**Items from a dataset:**
__________

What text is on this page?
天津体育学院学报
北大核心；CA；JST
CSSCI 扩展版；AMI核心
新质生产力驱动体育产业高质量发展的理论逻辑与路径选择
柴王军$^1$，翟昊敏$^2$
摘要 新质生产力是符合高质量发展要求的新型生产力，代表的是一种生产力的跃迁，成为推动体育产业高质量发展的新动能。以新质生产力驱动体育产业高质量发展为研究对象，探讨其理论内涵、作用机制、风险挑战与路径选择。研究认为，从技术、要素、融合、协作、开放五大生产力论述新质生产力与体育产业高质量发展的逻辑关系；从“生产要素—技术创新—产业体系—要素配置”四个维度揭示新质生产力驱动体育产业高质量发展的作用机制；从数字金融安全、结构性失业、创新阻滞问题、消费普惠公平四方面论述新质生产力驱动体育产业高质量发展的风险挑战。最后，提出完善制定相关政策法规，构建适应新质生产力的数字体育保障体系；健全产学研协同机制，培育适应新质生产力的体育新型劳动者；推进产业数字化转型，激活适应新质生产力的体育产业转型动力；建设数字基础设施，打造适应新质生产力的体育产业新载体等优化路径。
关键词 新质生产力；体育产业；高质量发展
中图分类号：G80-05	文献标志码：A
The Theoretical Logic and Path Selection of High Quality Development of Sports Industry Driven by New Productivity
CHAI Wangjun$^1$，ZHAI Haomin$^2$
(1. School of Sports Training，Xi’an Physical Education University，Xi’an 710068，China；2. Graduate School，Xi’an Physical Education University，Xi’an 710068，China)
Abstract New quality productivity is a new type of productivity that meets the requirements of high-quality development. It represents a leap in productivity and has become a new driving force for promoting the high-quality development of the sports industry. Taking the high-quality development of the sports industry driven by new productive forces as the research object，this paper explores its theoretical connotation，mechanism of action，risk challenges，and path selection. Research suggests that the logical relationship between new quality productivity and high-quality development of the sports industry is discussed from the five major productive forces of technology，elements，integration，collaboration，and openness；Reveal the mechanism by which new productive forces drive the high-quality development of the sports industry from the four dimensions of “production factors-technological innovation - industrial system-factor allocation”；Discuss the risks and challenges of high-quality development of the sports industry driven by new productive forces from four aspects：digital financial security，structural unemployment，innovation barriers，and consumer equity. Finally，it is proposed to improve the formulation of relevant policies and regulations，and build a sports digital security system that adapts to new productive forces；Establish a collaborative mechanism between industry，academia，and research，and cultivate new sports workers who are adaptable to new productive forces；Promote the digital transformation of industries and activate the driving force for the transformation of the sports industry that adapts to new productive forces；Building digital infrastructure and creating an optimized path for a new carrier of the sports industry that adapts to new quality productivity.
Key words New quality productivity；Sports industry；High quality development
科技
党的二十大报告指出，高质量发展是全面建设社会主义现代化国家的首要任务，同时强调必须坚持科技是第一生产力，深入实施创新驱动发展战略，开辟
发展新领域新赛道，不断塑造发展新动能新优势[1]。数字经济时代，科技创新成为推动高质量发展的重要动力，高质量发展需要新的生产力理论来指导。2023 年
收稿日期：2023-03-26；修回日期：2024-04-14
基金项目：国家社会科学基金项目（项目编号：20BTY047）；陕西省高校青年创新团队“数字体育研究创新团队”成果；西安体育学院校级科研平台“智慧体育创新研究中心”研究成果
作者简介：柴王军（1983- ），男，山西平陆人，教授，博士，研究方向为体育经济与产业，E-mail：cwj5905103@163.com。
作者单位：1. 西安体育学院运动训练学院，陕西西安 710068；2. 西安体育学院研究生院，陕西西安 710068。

__________

**GIVEN REQUEST:** From the listing above, extract all records word for word.

**CORRECT RESULT:**
What text is on this page?
天津体育学院学报
北大核心；CA；JST
CSSCI 扩展版；AMI核心
新质生产力驱动体育产业高质量发展的理论逻辑与路径选择
柴王军$^1$，翟昊敏$^2$
摘要 新质生产力是符合高质量发展要求的新型生产力，代表的是一种生产力的跃迁，成为推动体育产业高质量发展的新动能。以新质生产力驱动体育产业高质量发展为研究对象，探讨其理论内涵、作用机制、风险挑战与路径选择。研究认为，从技术、要素、融合、协作、开放五大生产力论述新质生产力与体育产业高质量发展的逻辑关系；从“生产要素—技术创新—产业体系—要素配置”四个维度揭示新质生产力驱动体育产业高质量发展的作用机制；从数字金融安全、结构性失业、创新阻滞问题、消费普惠公平四方面论述新质生产力驱动体育产业高质量发展的风险挑战。最后，提出完善制定相关政策法规，构建适应新质生产力的数字体育保障体系；健全产学研协同机制，培育适应新质生产力的体育新型劳动者；推进产业数字化转型，激活适应新质生产力的体育产业转型动力；建设数字基础设施，打造适应新质生产力的体育产业新载体等优化路径。
关键词 新质生产力；体育产业；高质量发展
中图分类号：G80-05	文献标志码：A
The Theoretical Logic and Path Selection of High Quality Development of Sports Industry Driven by New Productivity
CHAI Wangjun$^1$，ZHAI Haomin$^2$
(1. School of Sports Training，Xi’an Physical Education University，Xi’an 710068，China；2. Graduate School，Xi’an Physical Education University，Xi’an 710068，China)
Abstract New quality productivity is a new type of productivity that meets the requirements of high-quality development. It represents a leap in productivity and has become a new driving force for promoting the high-quality development of the sports industry. Taking the high-quality development of the sports industry driven by new productive forces as the research object，this paper explores its theoretical connotation，mechanism of action，risk challenges，and path selection. Research suggests that the logical relationship between new quality productivity and high-quality development of the sports industry is discussed from the five major productive forces of technology，elements，integration，collaboration，and openness；Reveal the mechanism by which new productive forces drive the high-quality development of the sports industry from the four dimensions of “production factors-technological innovation - industrial system-factor allocation”；Discuss the risks and challenges of high-quality development of the sports industry driven by new productive forces from four aspects：digital financial security，structural unemployment，innovation barriers，and consumer equity. Finally，it is proposed to improve the formulation of relevant policies and regulations，and build a sports digital security system that adapts to new productive forces；Establish a collaborative mechanism between industry，academia，and research，and cultivate new sports workers who are adaptable to new productive forces；Promote the digital transformation of industries and activate the driving force for the transformation of the sports industry that adapts to new productive forces；Building digital infrastructure and creating an optimized path for a new carrier of the sports industry that adapts to new quality productivity.
Key words New quality productivity；Sports industry；High quality development
科技
党的二十大报告指出，高质量发展是全面建设社会主义现代化国家的首要任务，同时强调必须坚持科技是第一生产力，深入实施创新驱动发展战略，开辟
发展新领域新赛道，不断塑造发展新动能新优势[1]。数字经济时代，科技创新成为推动高质量发展的重要动力，高质量发展需要新的生产力理论来指导。2023 年
收稿日期：2023-03-26；修回日期：2024-04-14
基金项目：国家社会科学基金项目（项目编号：20BTY047）；陕西省高校青年创新团队“数字体育研究创新团队”成果；西安体育学院校级科研平台“智慧体育创新研究中心”研究成果
作者简介：柴王军（1983- ），男，山西平陆人，教授，博士，研究方向为体育经济与产业，E-mail：cwj5905103@163.com。
作者单位：1. 西安体育学院运动训练学院，陕西西安 710068；2. 西安体育学院研究生院，陕西西安 710068。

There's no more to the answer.